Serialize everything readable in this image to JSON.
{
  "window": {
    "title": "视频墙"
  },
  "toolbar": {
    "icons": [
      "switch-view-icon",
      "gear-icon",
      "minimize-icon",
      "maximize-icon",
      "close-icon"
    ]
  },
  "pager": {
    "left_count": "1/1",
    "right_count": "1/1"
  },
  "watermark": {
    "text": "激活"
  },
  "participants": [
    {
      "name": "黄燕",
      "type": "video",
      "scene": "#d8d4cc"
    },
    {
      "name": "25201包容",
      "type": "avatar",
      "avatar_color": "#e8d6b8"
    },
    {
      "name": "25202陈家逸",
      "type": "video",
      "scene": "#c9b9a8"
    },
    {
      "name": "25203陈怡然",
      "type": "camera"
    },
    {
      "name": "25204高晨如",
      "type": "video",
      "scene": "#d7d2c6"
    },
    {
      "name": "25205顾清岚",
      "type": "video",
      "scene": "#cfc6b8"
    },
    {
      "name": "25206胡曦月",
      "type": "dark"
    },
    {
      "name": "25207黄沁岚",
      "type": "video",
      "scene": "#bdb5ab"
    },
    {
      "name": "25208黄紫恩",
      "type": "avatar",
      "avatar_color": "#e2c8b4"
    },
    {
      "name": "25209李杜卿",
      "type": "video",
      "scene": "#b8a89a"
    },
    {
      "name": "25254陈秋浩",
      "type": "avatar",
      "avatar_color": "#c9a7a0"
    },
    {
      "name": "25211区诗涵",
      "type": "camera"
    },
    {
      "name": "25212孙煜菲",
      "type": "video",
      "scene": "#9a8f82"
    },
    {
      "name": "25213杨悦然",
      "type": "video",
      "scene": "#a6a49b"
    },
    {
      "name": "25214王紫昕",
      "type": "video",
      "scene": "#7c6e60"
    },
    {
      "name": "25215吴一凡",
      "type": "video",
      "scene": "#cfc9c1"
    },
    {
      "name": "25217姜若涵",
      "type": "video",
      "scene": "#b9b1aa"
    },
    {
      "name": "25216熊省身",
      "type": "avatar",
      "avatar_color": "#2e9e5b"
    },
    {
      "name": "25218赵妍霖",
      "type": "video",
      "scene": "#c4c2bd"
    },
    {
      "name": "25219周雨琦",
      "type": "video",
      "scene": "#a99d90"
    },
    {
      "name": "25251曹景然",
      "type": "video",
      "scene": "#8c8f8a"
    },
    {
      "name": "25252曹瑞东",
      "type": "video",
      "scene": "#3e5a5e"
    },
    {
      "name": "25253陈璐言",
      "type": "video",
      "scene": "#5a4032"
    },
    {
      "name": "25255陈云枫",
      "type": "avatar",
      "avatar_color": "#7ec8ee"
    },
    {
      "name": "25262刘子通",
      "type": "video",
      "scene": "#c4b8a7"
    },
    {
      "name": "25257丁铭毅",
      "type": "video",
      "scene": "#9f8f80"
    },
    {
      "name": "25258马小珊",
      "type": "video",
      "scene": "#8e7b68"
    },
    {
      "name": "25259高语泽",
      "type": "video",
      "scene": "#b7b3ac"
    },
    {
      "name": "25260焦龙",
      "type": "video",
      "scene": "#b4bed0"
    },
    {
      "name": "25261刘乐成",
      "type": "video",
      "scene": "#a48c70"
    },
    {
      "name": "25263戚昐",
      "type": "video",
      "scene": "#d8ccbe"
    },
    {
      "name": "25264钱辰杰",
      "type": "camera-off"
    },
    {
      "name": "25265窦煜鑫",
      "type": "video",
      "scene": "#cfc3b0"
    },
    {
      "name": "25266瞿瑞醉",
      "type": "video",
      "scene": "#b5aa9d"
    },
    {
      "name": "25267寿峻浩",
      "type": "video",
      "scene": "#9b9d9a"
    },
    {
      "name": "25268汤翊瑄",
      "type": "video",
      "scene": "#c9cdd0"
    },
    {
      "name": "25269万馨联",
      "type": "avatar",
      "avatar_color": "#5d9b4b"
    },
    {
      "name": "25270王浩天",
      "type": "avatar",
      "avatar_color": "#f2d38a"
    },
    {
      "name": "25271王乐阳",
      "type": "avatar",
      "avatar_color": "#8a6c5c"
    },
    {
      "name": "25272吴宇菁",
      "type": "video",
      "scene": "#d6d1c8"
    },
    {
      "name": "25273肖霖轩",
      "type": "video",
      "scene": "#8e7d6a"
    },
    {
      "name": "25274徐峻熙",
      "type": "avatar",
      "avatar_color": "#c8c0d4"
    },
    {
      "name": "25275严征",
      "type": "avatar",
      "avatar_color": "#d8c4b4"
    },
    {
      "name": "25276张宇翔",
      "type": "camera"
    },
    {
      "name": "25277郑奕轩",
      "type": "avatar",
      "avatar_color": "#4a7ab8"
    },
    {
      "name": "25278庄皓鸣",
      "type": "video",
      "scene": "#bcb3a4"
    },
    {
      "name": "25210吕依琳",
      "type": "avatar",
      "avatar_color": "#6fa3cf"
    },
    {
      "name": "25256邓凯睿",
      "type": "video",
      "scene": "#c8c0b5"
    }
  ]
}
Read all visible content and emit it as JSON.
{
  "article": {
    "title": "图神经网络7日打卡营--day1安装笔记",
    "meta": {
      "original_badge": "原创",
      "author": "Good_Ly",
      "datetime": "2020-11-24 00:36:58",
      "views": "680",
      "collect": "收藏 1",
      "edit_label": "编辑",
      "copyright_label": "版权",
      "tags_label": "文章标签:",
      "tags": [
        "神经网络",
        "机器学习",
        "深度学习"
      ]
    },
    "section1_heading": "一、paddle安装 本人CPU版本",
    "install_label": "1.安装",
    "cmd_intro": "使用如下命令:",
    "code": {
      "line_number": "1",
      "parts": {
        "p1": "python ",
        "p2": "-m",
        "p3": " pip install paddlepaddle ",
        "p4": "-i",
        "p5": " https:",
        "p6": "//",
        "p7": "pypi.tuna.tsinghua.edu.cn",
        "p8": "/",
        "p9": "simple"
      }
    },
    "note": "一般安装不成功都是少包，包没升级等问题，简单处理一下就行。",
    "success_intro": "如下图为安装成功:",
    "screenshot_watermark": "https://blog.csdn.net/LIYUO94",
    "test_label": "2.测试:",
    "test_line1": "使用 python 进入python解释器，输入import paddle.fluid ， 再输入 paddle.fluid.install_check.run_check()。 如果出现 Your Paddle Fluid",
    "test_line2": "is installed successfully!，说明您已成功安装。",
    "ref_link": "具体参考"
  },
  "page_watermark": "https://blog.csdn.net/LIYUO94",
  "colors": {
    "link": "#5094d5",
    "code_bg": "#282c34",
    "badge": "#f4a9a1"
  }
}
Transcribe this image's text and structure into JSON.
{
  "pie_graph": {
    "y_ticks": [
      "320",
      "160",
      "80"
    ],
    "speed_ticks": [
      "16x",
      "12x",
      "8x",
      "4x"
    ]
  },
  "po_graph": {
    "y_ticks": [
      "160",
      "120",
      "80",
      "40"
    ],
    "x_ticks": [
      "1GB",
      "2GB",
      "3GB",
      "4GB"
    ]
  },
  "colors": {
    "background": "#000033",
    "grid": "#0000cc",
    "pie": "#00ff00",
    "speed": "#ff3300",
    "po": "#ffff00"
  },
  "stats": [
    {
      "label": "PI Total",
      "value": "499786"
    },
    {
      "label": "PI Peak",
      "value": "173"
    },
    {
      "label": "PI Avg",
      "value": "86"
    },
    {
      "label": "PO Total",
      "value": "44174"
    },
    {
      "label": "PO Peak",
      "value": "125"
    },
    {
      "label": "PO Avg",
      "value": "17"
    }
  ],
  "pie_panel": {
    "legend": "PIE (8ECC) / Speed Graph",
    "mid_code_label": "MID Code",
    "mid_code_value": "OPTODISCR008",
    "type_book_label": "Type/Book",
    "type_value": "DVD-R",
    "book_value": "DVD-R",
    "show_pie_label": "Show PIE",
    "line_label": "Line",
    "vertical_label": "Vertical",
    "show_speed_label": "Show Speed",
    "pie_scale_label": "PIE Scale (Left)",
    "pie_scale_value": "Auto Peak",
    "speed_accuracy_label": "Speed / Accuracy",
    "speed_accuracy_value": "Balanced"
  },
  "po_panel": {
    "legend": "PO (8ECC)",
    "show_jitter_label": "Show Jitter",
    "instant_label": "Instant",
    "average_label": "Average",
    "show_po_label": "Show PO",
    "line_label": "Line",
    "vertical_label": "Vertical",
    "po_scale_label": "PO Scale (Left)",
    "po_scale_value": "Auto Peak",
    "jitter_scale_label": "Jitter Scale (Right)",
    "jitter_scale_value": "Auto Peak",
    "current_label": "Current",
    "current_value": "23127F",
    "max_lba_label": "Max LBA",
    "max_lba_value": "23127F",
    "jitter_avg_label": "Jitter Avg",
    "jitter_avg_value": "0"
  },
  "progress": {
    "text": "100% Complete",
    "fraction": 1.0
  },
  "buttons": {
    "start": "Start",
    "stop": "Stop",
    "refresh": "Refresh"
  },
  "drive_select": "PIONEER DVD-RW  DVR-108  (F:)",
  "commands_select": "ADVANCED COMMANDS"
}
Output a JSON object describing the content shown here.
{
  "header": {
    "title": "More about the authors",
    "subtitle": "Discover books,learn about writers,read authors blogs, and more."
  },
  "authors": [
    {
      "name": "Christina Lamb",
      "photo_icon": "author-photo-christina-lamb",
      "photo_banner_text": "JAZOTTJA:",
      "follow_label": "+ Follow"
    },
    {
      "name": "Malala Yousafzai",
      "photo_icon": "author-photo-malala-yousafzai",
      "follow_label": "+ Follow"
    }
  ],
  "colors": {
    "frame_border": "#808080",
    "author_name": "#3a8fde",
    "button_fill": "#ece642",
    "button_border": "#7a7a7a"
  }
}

+-------+

*INSTRUCTIONS TO FOLLOW*:
Please quote nothing but the lines from the line with "Output a JSON" through the end of the data above, exactly as written, ends included.

*EXPECTED OUTPUT*:
Output a JSON object describing the content shown here.
{
  "header": {
    "title": "More about the authors",
    "subtitle": "Discover books,learn about writers,read authors blogs, and more."
  },
  "authors": [
    {
      "name": "Christina Lamb",
      "photo_icon": "author-photo-christina-lamb",
      "photo_banner_text": "JAZOTTJA:",
      "follow_label": "+ Follow"
    },
    {
      "name": "Malala Yousafzai",
      "photo_icon": "author-photo-malala-yousafzai",
      "follow_label": "+ Follow"
    }
  ],
  "colors": {
    "frame_border": "#808080",
    "author_name": "#3a8fde",
    "button_fill": "#ece642",
    "button_border": "#7a7a7a"
  }
}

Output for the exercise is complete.